• Exercise requirements
Every entry needs to be reproduced exactly.

--*--

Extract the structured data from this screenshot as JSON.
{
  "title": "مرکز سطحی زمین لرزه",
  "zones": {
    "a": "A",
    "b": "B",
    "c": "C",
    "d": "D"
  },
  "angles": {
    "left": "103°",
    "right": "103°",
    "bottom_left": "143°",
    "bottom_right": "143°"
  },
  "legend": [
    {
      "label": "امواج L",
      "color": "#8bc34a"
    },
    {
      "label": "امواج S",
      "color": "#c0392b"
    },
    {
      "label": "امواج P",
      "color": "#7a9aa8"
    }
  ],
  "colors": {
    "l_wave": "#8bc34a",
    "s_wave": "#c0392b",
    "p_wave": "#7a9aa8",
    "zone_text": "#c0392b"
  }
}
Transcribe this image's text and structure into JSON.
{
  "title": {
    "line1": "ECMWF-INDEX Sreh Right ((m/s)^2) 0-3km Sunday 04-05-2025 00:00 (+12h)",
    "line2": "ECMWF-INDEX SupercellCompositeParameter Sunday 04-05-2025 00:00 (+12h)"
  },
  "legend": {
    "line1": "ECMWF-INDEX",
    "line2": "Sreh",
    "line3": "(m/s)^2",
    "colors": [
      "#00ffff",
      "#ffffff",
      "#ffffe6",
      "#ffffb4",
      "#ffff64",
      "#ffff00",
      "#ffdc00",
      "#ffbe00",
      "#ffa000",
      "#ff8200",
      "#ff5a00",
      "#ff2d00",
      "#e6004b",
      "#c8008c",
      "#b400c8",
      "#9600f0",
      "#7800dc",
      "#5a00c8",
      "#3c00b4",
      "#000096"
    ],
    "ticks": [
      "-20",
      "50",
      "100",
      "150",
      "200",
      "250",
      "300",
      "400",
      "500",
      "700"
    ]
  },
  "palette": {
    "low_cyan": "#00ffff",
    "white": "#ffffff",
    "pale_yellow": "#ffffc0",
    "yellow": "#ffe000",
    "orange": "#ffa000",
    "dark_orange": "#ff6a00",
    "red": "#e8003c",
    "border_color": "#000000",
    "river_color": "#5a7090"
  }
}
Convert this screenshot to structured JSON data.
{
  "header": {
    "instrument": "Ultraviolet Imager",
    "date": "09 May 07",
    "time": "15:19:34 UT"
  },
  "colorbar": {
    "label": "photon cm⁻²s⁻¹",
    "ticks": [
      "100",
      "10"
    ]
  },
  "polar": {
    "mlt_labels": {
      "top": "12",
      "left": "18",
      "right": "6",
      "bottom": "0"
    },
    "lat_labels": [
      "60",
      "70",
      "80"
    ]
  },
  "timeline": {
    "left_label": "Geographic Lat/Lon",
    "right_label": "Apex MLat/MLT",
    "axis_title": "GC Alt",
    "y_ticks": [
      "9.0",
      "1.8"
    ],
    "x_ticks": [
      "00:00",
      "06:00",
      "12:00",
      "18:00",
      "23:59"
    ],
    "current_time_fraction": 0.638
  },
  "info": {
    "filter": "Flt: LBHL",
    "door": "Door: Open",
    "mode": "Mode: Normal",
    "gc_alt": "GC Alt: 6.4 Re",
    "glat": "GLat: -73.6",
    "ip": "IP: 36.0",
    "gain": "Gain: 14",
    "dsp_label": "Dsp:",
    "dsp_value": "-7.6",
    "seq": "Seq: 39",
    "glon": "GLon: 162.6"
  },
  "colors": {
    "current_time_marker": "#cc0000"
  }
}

--*--

• Task output
Extract the structured data from this screenshot as JSON.
{
  "title": "مرکز سطحی زمین لرزه",
  "zones": {
    "a": "A",
    "b": "B",
    "c": "C",
    "d": "D"
  },
  "angles": {
    "left": "103°",
    "right": "103°",
    "bottom_left": "143°",
    "bottom_right": "143°"
  },
  "legend": [
    {
      "label": "امواج L",
      "color": "#8bc34a"
    },
    {
      "label": "امواج S",
      "color": "#c0392b"
    },
    {
      "label": "امواج P",
      "color": "#7a9aa8"
    }
  ],
  "colors": {
    "l_wave": "#8bc34a",
    "s_wave": "#c0392b",
    "p_wave": "#7a9aa8",
    "zone_text": "#c0392b"
  }
}
Transcribe this image's text and structure into JSON.
{
  "title": {
    "line1": "ECMWF-INDEX Sreh Right ((m/s)^2) 0-3km Sunday 04-05-2025 00:00 (+12h)",
    "line2": "ECMWF-INDEX SupercellCompositeParameter Sunday 04-05-2025 00:00 (+12h)"
  },
  "legend": {
    "line1": "ECMWF-INDEX",
    "line2": "Sreh",
    "line3": "(m/s)^2",
    "colors": [
      "#00ffff",
      "#ffffff",
      "#ffffe6",
      "#ffffb4",
      "#ffff64",
      "#ffff00",
      "#ffdc00",
      "#ffbe00",
      "#ffa000",
      "#ff8200",
      "#ff5a00",
      "#ff2d00",
      "#e6004b",
      "#c8008c",
      "#b400c8",
      "#9600f0",
      "#7800dc",
      "#5a00c8",
      "#3c00b4",
      "#000096"
    ],
    "ticks": [
      "-20",
      "50",
      "100",
      "150",
      "200",
      "250",
      "300",
      "400",
      "500",
      "700"
    ]
  },
  "palette": {
    "low_cyan": "#00ffff",
    "white": "#ffffff",
    "pale_yellow": "#ffffc0",
    "yellow": "#ffe000",
    "orange": "#ffa000",
    "dark_orange": "#ff6a00",
    "red": "#e8003c",
    "border_color": "#000000",
    "river_color": "#5a7090"
  }
}
Convert this screenshot to structured JSON data.
{
  "header": {
    "instrument": "Ultraviolet Imager",
    "date": "09 May 07",
    "time": "15:19:34 UT"
  },
  "colorbar": {
    "label": "photon cm⁻²s⁻¹",
    "ticks": [
      "100",
      "10"
    ]
  },
  "polar": {
    "mlt_labels": {
      "top": "12",
      "left": "18",
      "right": "6",
      "bottom": "0"
    },
    "lat_labels": [
      "60",
      "70",
      "80"
    ]
  },
  "timeline": {
    "left_label": "Geographic Lat/Lon",
    "right_label": "Apex MLat/MLT",
    "axis_title": "GC Alt",
    "y_ticks": [
      "9.0",
      "1.8"
    ],
    "x_ticks": [
      "00:00",
      "06:00",
      "12:00",
      "18:00",
      "23:59"
    ],
    "current_time_fraction": 0.638
  },
  "info": {
    "filter": "Flt: LBHL",
    "door": "Door: Open",
    "mode": "Mode: Normal",
    "gc_alt": "GC Alt: 6.4 Re",
    "glat": "GLat: -73.6",
    "ip": "IP: 36.0",
    "gain": "Gain: 14",
    "dsp_label": "Dsp:",
    "dsp_value": "-7.6",
    "seq": "Seq: 39",
    "glon": "GLon: 162.6"
  },
  "colors": {
    "current_time_marker": "#cc0000"
  }
}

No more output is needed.